:: SHORT EXERCISE ::
Transcribe all of the data exactly. Omit the pictures.

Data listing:
-- Begin --

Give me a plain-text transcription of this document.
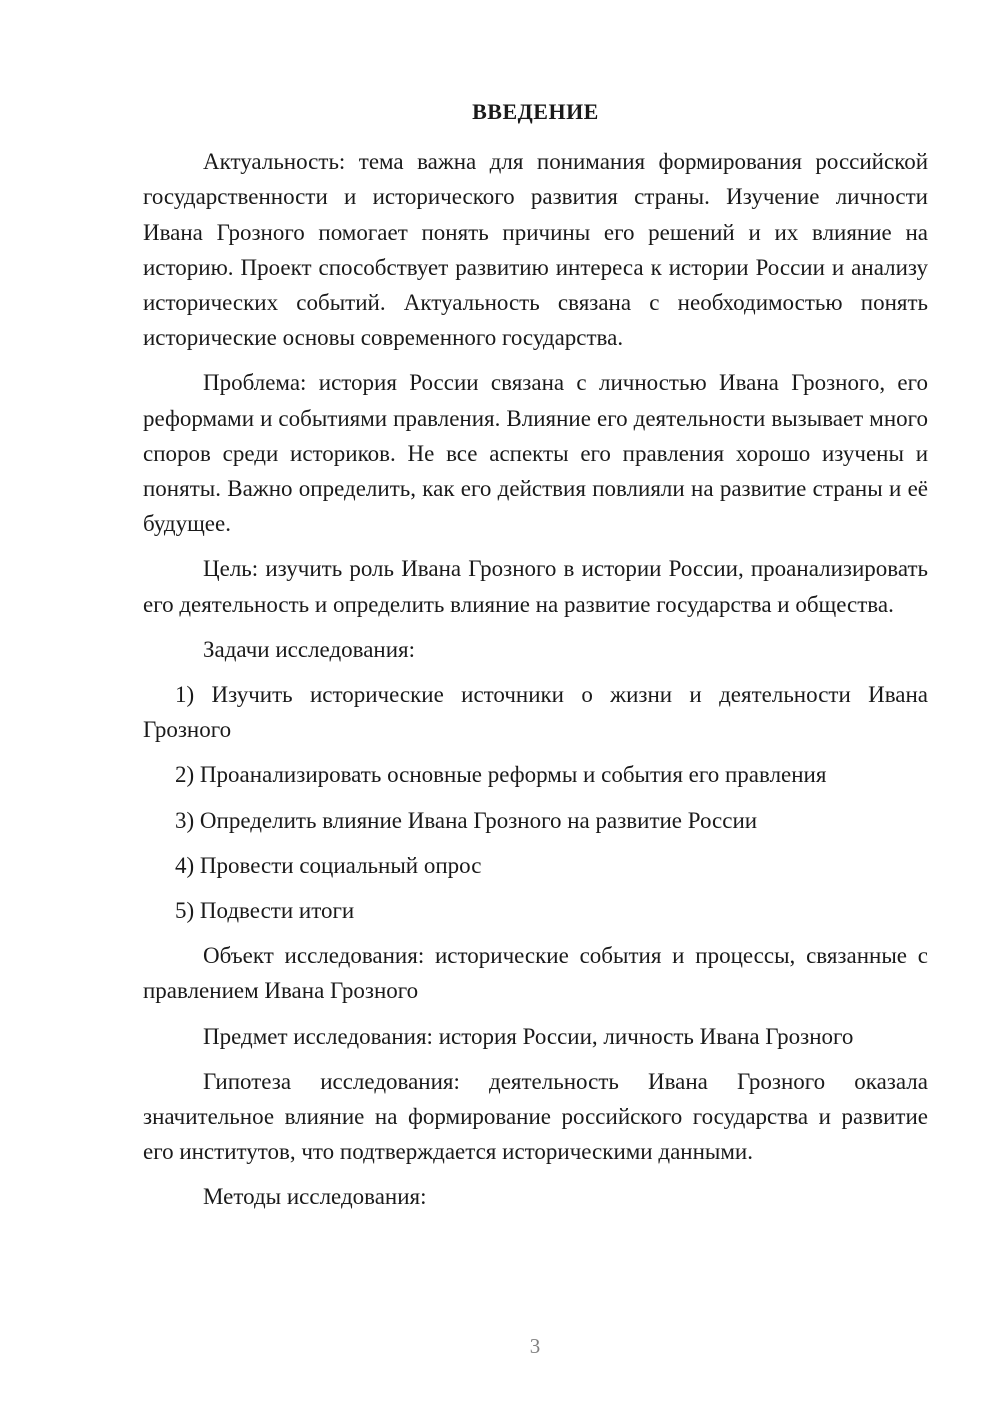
ВВЕДЕНИЕ

Актуальность: тема важна для понимания формирования российской государственности и исторического развития страны. Изучение личности Ивана Грозного помогает понять причины его решений и их влияние на историю. Проект способствует развитию интереса к истории России и анализу исторических событий. Актуальность связана с необходимостью понять исторические основы современного государства.

Проблема: история России связана с личностью Ивана Грозного, его реформами и событиями правления. Влияние его деятельности вызывает много споров среди историков. Не все аспекты его правления хорошо изучены и поняты. Важно определить, как его действия повлияли на развитие страны и её будущее.

Цель: изучить роль Ивана Грозного в истории России, проанализировать его деятельность и определить влияние на развитие государства и общества.

Задачи исследования:

1) Изучить исторические источники о жизни и деятельности Ивана Грозного

2) Проанализировать основные реформы и события его правления

3) Определить влияние Ивана Грозного на развитие России

4) Провести социальный опрос

5) Подвести итоги

Объект исследования: исторические события и процессы, связанные с правлением Ивана Грозного

Предмет исследования: история России, личность Ивана Грозного

Гипотеза исследования: деятельность Ивана Грозного оказала значительное влияние на формирование российского государства и развитие его институтов, что подтверждается историческими данными.

Методы исследования:

3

-- End --

:: ANSWER FOR THE TASK ::
Give me a plain-text transcription of this document.
ВВЕДЕНИЕ

Актуальность: тема важна для понимания формирования российской государственности и исторического развития страны. Изучение личности Ивана Грозного помогает понять причины его решений и их влияние на историю. Проект способствует развитию интереса к истории России и анализу исторических событий. Актуальность связана с необходимостью понять исторические основы современного государства.

Проблема: история России связана с личностью Ивана Грозного, его реформами и событиями правления. Влияние его деятельности вызывает много споров среди историков. Не все аспекты его правления хорошо изучены и поняты. Важно определить, как его действия повлияли на развитие страны и её будущее.

Цель: изучить роль Ивана Грозного в истории России, проанализировать его деятельность и определить влияние на развитие государства и общества.

Задачи исследования:

1) Изучить исторические источники о жизни и деятельности Ивана Грозного

2) Проанализировать основные реформы и события его правления

3) Определить влияние Ивана Грозного на развитие России

4) Провести социальный опрос

5) Подвести итоги

Объект исследования: исторические события и процессы, связанные с правлением Ивана Грозного

Предмет исследования: история России, личность Ивана Грозного

Гипотеза исследования: деятельность Ивана Грозного оказала значительное влияние на формирование российского государства и развитие его институтов, что подтверждается историческими данными.

Методы исследования:

3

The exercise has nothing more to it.